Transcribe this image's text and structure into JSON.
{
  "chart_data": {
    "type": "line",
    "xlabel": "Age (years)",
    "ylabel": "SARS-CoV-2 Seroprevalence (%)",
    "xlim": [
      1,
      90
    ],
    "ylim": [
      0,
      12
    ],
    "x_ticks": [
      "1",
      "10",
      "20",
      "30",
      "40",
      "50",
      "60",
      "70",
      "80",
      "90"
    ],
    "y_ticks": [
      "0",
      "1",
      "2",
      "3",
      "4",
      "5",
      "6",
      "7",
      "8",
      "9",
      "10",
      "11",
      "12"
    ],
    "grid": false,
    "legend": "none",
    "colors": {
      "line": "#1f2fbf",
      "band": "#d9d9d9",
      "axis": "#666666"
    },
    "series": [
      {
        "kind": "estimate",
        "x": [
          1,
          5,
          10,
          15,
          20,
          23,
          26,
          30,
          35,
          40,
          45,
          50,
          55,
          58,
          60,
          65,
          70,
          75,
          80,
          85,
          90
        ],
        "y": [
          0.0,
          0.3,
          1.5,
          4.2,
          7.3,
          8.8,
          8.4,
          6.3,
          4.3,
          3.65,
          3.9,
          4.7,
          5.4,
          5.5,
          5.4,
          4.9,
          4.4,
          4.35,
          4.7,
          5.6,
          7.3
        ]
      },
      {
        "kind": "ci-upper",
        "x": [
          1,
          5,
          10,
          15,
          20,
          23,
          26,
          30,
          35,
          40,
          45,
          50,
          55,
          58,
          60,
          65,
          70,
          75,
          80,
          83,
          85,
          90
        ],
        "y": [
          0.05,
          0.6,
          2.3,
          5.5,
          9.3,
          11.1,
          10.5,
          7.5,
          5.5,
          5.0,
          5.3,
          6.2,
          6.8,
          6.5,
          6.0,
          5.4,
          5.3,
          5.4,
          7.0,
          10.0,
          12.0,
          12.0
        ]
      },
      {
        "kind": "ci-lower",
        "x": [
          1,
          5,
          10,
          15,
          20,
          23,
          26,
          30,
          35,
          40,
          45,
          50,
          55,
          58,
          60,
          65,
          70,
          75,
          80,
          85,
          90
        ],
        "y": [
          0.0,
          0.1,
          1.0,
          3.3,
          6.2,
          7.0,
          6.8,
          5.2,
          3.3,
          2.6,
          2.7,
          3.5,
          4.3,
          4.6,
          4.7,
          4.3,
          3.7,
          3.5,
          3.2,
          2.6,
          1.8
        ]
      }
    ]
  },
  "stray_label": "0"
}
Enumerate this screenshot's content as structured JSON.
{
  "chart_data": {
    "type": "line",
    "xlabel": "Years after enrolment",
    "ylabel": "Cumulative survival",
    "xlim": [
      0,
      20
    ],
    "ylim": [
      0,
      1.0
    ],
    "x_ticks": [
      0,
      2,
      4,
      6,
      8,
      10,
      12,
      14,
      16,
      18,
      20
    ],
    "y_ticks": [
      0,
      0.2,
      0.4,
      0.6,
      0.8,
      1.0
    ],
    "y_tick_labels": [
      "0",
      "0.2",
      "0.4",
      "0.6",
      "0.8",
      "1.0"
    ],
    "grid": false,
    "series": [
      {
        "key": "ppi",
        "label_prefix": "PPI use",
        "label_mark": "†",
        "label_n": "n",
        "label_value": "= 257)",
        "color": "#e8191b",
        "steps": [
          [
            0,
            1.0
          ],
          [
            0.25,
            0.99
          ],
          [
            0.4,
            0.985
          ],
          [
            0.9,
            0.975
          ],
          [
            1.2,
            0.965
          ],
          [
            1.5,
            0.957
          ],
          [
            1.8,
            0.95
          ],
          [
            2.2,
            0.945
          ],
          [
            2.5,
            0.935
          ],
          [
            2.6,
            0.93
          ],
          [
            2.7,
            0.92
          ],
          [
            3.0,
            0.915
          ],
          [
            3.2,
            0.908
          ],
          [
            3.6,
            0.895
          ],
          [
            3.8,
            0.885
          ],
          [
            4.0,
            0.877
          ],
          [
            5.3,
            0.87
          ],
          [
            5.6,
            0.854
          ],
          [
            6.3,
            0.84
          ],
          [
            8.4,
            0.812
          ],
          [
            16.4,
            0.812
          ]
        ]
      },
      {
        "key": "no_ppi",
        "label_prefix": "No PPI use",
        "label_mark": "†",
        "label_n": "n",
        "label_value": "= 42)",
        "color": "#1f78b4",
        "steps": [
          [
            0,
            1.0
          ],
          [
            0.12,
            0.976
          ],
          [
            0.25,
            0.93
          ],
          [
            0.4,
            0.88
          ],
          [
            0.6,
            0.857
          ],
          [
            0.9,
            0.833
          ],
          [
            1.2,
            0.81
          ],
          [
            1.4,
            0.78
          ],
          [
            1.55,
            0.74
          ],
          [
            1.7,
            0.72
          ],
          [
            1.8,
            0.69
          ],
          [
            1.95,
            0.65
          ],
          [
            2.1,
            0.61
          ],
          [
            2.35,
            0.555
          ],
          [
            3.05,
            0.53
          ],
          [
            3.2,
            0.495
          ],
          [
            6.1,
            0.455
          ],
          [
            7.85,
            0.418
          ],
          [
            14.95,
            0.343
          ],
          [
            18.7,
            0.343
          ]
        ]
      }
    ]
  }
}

--

◆ What is asked:
Copy the material above verbatim.

◆ Result of this task:
Transcribe this image's text and structure into JSON.
{
  "chart_data": {
    "type": "line",
    "xlabel": "Age (years)",
    "ylabel": "SARS-CoV-2 Seroprevalence (%)",
    "xlim": [
      1,
      90
    ],
    "ylim": [
      0,
      12
    ],
    "x_ticks": [
      "1",
      "10",
      "20",
      "30",
      "40",
      "50",
      "60",
      "70",
      "80",
      "90"
    ],
    "y_ticks": [
      "0",
      "1",
      "2",
      "3",
      "4",
      "5",
      "6",
      "7",
      "8",
      "9",
      "10",
      "11",
      "12"
    ],
    "grid": false,
    "legend": "none",
    "colors": {
      "line": "#1f2fbf",
      "band": "#d9d9d9",
      "axis": "#666666"
    },
    "series": [
      {
        "kind": "estimate",
        "x": [
          1,
          5,
          10,
          15,
          20,
          23,
          26,
          30,
          35,
          40,
          45,
          50,
          55,
          58,
          60,
          65,
          70,
          75,
          80,
          85,
          90
        ],
        "y": [
          0.0,
          0.3,
          1.5,
          4.2,
          7.3,
          8.8,
          8.4,
          6.3,
          4.3,
          3.65,
          3.9,
          4.7,
          5.4,
          5.5,
          5.4,
          4.9,
          4.4,
          4.35,
          4.7,
          5.6,
          7.3
        ]
      },
      {
        "kind": "ci-upper",
        "x": [
          1,
          5,
          10,
          15,
          20,
          23,
          26,
          30,
          35,
          40,
          45,
          50,
          55,
          58,
          60,
          65,
          70,
          75,
          80,
          83,
          85,
          90
        ],
        "y": [
          0.05,
          0.6,
          2.3,
          5.5,
          9.3,
          11.1,
          10.5,
          7.5,
          5.5,
          5.0,
          5.3,
          6.2,
          6.8,
          6.5,
          6.0,
          5.4,
          5.3,
          5.4,
          7.0,
          10.0,
          12.0,
          12.0
        ]
      },
      {
        "kind": "ci-lower",
        "x": [
          1,
          5,
          10,
          15,
          20,
          23,
          26,
          30,
          35,
          40,
          45,
          50,
          55,
          58,
          60,
          65,
          70,
          75,
          80,
          85,
          90
        ],
        "y": [
          0.0,
          0.1,
          1.0,
          3.3,
          6.2,
          7.0,
          6.8,
          5.2,
          3.3,
          2.6,
          2.7,
          3.5,
          4.3,
          4.6,
          4.7,
          4.3,
          3.7,
          3.5,
          3.2,
          2.6,
          1.8
        ]
      }
    ]
  },
  "stray_label": "0"
}
Enumerate this screenshot's content as structured JSON.
{
  "chart_data": {
    "type": "line",
    "xlabel": "Years after enrolment",
    "ylabel": "Cumulative survival",
    "xlim": [
      0,
      20
    ],
    "ylim": [
      0,
      1.0
    ],
    "x_ticks": [
      0,
      2,
      4,
      6,
      8,
      10,
      12,
      14,
      16,
      18,
      20
    ],
    "y_ticks": [
      0,
      0.2,
      0.4,
      0.6,
      0.8,
      1.0
    ],
    "y_tick_labels": [
      "0",
      "0.2",
      "0.4",
      "0.6",
      "0.8",
      "1.0"
    ],
    "grid": false,
    "series": [
      {
        "key": "ppi",
        "label_prefix": "PPI use",
        "label_mark": "†",
        "label_n": "n",
        "label_value": "= 257)",
        "color": "#e8191b",
        "steps": [
          [
            0,
            1.0
          ],
          [
            0.25,
            0.99
          ],
          [
            0.4,
            0.985
          ],
          [
            0.9,
            0.975
          ],
          [
            1.2,
            0.965
          ],
          [
            1.5,
            0.957
          ],
          [
            1.8,
            0.95
          ],
          [
            2.2,
            0.945
          ],
          [
            2.5,
            0.935
          ],
          [
            2.6,
            0.93
          ],
          [
            2.7,
            0.92
          ],
          [
            3.0,
            0.915
          ],
          [
            3.2,
            0.908
          ],
          [
            3.6,
            0.895
          ],
          [
            3.8,
            0.885
          ],
          [
            4.0,
            0.877
          ],
          [
            5.3,
            0.87
          ],
          [
            5.6,
            0.854
          ],
          [
            6.3,
            0.84
          ],
          [
            8.4,
            0.812
          ],
          [
            16.4,
            0.812
          ]
        ]
      },
      {
        "key": "no_ppi",
        "label_prefix": "No PPI use",
        "label_mark": "†",
        "label_n": "n",
        "label_value": "= 42)",
        "color": "#1f78b4",
        "steps": [
          [
            0,
            1.0
          ],
          [
            0.12,
            0.976
          ],
          [
            0.25,
            0.93
          ],
          [
            0.4,
            0.88
          ],
          [
            0.6,
            0.857
          ],
          [
            0.9,
            0.833
          ],
          [
            1.2,
            0.81
          ],
          [
            1.4,
            0.78
          ],
          [
            1.55,
            0.74
          ],
          [
            1.7,
            0.72
          ],
          [
            1.8,
            0.69
          ],
          [
            1.95,
            0.65
          ],
          [
            2.1,
            0.61
          ],
          [
            2.35,
            0.555
          ],
          [
            3.05,
            0.53
          ],
          [
            3.2,
            0.495
          ],
          [
            6.1,
            0.455
          ],
          [
            7.85,
            0.418
          ],
          [
            14.95,
            0.343
          ],
          [
            18.7,
            0.343
          ]
        ]
      }
    ]
  }
}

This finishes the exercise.